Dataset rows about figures
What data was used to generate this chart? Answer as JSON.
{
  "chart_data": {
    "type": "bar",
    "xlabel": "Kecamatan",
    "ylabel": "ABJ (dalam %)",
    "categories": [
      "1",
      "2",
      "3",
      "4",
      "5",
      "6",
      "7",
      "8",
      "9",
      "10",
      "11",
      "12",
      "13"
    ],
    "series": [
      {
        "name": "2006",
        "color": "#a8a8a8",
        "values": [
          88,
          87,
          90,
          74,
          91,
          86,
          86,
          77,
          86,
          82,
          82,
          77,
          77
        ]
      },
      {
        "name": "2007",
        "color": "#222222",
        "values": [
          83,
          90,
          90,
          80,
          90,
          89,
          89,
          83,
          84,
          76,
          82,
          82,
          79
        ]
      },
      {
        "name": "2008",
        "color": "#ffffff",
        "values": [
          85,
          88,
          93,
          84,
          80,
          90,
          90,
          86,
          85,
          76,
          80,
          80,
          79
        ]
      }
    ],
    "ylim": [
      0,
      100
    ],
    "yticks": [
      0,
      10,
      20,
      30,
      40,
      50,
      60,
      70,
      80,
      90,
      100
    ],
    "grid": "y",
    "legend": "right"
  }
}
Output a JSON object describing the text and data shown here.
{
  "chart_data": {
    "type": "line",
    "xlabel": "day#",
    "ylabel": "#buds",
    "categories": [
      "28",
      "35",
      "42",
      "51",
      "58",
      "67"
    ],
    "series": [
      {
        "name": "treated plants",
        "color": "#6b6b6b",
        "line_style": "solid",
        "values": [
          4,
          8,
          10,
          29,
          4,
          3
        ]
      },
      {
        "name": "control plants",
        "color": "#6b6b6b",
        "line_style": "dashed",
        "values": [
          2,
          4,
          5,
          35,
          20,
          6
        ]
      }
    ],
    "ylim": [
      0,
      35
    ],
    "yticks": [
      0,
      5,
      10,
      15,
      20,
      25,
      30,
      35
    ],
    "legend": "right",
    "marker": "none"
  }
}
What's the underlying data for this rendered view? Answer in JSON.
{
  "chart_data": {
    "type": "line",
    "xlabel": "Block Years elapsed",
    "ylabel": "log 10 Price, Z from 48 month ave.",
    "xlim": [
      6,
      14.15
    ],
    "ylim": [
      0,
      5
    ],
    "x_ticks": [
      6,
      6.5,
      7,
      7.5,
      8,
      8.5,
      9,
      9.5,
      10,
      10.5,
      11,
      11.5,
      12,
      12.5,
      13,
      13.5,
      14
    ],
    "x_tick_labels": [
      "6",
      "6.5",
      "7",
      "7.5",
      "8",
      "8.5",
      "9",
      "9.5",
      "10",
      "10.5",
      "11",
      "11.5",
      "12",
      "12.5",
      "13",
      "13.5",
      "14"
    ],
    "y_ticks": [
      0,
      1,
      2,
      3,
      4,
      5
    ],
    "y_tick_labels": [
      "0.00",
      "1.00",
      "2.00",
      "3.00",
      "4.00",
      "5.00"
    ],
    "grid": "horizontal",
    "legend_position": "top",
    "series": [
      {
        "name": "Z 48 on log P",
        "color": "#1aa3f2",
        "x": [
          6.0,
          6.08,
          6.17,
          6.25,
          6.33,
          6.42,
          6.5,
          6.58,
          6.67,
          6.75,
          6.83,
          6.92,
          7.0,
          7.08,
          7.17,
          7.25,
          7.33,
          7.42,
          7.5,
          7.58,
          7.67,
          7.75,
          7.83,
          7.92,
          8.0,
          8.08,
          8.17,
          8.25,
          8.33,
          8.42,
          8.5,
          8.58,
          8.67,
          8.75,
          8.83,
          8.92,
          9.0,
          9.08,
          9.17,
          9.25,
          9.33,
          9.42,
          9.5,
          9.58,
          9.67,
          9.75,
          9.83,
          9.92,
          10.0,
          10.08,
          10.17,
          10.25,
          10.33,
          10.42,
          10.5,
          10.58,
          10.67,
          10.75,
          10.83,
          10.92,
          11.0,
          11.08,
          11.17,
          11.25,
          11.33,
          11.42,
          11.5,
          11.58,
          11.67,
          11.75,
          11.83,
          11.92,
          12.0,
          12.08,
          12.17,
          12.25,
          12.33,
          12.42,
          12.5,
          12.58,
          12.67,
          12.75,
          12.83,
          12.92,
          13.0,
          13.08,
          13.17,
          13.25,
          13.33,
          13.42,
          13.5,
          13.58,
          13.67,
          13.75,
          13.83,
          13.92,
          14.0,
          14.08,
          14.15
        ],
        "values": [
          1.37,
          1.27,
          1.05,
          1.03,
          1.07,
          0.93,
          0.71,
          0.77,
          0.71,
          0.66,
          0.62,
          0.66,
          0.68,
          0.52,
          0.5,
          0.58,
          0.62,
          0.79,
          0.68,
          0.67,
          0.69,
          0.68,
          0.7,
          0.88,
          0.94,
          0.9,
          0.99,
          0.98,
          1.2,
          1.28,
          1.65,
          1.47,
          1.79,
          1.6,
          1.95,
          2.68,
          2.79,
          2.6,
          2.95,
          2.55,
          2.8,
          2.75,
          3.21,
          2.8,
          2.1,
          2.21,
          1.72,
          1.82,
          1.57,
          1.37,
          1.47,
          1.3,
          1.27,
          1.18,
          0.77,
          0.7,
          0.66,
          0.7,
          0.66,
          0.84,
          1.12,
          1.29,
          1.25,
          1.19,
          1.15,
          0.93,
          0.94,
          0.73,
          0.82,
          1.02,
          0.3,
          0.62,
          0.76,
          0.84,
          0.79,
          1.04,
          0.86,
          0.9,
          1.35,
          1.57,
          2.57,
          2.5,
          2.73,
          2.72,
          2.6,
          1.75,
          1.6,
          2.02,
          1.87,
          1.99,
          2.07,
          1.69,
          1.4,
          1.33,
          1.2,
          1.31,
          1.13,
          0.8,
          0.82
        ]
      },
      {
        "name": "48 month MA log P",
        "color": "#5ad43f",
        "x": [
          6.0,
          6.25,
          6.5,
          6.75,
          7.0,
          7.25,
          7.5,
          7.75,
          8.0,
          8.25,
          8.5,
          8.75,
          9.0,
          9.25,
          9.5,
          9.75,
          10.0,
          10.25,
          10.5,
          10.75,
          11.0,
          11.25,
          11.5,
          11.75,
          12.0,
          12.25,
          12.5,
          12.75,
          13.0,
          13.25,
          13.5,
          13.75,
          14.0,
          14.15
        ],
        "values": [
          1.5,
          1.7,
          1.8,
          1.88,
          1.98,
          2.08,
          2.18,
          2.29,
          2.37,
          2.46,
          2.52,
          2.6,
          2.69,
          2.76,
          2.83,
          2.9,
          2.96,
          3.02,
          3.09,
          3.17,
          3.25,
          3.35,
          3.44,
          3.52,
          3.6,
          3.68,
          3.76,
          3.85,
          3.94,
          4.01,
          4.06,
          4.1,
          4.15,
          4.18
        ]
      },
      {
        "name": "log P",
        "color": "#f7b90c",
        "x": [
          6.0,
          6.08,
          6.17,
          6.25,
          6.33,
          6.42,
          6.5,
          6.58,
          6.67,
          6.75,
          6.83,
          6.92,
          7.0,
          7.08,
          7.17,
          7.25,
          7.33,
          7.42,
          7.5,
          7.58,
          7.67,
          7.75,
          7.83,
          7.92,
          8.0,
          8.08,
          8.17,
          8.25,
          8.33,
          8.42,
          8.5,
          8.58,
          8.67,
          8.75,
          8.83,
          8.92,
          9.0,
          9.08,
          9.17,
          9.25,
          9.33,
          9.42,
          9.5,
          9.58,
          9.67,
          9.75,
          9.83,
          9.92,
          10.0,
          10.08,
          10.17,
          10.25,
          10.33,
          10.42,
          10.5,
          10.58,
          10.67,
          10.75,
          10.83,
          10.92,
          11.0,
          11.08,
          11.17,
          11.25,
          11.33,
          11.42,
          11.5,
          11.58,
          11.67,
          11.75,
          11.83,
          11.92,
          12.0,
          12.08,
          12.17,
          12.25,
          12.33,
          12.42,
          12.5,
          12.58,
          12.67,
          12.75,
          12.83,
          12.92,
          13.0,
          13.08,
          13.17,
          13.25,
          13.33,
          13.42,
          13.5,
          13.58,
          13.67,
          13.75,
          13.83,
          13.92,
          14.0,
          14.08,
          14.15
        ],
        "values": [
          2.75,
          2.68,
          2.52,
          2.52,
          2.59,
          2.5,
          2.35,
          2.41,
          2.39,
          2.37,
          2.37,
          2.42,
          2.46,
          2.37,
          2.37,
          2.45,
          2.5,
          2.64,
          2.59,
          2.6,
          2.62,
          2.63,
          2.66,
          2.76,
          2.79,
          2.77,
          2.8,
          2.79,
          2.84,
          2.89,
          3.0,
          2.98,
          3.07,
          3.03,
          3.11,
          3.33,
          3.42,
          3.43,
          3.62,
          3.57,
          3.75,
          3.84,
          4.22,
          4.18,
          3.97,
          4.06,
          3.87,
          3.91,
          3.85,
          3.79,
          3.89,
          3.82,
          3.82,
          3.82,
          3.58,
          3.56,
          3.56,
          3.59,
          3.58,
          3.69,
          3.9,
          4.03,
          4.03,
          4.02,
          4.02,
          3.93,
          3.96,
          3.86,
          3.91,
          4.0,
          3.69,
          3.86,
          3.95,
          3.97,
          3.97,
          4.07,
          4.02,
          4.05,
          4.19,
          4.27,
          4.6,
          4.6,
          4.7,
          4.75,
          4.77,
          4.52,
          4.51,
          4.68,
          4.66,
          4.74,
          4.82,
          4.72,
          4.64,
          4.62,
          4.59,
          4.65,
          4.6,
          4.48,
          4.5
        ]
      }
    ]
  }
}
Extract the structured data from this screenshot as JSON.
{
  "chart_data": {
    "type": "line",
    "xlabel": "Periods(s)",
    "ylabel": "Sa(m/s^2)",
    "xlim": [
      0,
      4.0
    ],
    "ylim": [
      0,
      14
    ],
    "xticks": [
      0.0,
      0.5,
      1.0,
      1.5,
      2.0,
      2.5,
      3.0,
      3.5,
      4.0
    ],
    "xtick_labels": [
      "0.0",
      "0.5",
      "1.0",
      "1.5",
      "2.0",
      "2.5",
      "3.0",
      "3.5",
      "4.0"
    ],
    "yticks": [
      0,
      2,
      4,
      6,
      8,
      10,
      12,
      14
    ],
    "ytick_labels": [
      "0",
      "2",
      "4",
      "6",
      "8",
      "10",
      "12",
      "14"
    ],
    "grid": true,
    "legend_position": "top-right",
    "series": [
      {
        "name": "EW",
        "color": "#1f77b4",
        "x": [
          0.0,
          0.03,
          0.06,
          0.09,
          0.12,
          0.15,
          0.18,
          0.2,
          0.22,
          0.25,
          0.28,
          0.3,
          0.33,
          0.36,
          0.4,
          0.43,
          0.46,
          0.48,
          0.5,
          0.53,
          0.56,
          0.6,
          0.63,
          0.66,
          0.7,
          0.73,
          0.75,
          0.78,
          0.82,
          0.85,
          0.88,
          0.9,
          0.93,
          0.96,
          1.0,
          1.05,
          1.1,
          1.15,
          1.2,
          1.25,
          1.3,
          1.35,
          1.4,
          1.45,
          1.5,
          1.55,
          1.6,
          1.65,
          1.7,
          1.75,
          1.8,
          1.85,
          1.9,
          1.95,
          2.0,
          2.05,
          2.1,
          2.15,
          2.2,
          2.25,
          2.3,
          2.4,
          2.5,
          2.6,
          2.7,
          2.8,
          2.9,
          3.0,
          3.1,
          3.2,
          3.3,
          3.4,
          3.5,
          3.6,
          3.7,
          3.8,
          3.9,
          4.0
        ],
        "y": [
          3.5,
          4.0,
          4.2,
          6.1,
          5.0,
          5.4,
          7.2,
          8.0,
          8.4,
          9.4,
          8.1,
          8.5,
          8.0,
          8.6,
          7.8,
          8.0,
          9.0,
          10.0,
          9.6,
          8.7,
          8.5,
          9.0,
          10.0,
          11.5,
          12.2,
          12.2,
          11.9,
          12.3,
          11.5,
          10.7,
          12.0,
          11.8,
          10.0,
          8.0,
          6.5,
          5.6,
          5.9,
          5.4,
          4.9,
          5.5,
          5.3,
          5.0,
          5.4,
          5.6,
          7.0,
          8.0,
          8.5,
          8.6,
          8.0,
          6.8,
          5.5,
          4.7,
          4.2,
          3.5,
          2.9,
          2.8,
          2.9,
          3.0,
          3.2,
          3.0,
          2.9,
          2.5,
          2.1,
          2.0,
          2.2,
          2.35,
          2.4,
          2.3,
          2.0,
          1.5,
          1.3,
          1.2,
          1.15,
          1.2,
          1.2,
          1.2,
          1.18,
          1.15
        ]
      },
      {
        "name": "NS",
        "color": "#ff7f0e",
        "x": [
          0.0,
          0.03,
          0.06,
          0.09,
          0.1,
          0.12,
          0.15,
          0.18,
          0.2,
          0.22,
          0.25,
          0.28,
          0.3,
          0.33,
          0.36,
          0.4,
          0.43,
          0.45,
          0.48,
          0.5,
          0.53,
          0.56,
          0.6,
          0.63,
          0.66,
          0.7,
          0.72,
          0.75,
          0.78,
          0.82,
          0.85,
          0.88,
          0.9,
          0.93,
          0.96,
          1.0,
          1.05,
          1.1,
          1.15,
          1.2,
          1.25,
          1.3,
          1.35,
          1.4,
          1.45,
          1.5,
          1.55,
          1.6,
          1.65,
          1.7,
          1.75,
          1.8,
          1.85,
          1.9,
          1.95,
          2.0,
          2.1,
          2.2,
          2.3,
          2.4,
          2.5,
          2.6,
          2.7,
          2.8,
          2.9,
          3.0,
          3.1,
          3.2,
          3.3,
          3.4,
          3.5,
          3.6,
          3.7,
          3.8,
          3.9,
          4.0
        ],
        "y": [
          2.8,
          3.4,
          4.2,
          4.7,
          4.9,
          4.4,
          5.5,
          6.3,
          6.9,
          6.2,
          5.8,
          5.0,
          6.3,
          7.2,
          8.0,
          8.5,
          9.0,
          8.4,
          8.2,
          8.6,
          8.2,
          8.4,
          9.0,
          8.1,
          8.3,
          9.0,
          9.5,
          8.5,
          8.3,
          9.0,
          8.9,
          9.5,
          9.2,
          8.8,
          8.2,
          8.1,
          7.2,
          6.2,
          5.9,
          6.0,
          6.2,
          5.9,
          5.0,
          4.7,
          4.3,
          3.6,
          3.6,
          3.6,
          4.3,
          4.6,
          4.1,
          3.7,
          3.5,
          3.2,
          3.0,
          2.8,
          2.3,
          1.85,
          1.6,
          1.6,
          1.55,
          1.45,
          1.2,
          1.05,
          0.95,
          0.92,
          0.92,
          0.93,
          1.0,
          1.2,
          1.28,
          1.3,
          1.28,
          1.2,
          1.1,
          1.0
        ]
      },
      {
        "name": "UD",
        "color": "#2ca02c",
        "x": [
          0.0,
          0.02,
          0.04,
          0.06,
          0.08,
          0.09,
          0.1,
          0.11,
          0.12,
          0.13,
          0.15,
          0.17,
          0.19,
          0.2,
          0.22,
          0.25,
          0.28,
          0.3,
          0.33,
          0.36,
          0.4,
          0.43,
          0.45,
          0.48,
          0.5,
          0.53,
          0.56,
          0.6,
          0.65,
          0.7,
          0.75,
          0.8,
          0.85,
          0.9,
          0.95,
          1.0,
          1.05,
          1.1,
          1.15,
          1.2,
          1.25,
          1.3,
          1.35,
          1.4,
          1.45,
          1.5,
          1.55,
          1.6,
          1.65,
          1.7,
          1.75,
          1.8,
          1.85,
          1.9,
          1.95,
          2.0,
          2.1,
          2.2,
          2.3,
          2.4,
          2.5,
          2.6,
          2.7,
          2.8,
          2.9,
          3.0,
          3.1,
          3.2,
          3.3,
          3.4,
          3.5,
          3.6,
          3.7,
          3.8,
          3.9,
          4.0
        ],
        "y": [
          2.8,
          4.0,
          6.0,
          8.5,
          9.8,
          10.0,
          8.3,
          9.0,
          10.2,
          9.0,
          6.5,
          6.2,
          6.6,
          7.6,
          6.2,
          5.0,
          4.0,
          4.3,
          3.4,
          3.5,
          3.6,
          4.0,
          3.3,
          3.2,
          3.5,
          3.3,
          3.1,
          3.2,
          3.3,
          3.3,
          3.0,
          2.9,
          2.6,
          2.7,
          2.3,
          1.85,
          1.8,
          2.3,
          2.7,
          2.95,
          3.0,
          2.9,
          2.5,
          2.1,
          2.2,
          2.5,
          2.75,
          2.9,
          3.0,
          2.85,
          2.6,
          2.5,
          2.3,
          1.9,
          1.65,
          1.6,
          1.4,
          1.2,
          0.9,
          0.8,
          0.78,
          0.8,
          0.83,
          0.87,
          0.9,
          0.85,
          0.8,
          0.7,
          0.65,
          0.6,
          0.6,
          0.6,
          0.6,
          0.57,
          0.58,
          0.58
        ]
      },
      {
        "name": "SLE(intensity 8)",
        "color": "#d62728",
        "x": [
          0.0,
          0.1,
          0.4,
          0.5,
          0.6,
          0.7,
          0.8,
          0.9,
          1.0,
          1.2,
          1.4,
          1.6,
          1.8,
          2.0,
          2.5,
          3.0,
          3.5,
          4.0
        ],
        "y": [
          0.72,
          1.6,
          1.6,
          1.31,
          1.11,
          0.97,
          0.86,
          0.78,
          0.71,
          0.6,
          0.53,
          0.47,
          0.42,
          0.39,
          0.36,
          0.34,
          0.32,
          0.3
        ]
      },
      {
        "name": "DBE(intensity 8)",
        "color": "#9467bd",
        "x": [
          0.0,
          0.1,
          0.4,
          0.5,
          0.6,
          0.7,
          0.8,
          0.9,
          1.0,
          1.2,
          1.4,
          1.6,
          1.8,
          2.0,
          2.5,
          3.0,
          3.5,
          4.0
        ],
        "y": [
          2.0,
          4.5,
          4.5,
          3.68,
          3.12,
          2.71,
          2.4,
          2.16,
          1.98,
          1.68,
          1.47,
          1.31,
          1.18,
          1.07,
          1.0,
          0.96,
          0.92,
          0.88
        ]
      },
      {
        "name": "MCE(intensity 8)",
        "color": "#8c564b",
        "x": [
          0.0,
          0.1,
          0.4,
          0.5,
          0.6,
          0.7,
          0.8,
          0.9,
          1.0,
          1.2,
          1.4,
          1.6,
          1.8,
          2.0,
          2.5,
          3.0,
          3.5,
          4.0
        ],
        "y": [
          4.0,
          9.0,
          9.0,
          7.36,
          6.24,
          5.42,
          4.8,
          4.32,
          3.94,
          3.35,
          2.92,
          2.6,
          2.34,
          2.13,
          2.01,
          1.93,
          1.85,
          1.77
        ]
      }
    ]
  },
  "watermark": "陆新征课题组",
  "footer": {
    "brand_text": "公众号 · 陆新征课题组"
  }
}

WRITTEN INSTRUCTION => Report every line containing the word "Answer" from the listing above.

THE COMPLETED TASK =>
What data was used to generate this chart? Answer as JSON.
What's the underlying data for this rendered view? Answer in JSON.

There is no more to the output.